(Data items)
_ _ _ _ _ _ _

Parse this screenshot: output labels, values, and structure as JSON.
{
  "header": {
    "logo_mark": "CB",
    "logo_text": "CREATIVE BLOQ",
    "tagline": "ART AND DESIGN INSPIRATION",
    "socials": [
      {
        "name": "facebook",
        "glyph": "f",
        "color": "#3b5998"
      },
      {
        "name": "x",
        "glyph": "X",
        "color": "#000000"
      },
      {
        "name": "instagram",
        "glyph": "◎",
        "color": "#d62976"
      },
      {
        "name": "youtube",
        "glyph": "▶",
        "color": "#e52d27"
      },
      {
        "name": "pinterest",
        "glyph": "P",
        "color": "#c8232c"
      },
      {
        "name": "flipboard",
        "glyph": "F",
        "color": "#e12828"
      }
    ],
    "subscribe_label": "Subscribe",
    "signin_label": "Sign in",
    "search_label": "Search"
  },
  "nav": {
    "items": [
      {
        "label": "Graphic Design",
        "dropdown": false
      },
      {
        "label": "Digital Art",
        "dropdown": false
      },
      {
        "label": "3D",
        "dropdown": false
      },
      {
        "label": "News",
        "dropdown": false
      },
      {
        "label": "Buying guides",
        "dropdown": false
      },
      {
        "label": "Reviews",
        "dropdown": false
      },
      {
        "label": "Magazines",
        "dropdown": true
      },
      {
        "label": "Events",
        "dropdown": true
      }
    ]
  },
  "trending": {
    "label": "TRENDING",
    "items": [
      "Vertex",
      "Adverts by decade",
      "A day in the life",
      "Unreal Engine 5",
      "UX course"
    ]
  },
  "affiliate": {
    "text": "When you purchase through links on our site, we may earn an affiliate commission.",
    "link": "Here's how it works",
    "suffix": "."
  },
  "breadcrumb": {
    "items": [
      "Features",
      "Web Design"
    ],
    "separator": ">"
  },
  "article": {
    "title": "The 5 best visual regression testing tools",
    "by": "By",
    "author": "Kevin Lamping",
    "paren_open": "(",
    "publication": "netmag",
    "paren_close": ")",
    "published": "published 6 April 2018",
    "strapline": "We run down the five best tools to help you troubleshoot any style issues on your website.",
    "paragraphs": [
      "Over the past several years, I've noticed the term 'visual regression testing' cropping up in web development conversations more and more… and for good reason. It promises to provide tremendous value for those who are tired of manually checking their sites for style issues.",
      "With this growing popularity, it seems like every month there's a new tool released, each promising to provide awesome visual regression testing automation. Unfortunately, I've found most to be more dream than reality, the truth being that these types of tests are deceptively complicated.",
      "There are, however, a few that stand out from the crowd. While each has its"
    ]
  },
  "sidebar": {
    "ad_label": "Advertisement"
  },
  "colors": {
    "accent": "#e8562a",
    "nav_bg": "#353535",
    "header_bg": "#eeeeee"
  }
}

_ _ _ _ _ _ _

Task to complete: Which lines in the data above contain "tools"? Show each one.

Result:
    "title": "The 5 best visual regression testing tools",
    "strapline": "We run down the five best tools to help you troubleshoot any style issues on your website.",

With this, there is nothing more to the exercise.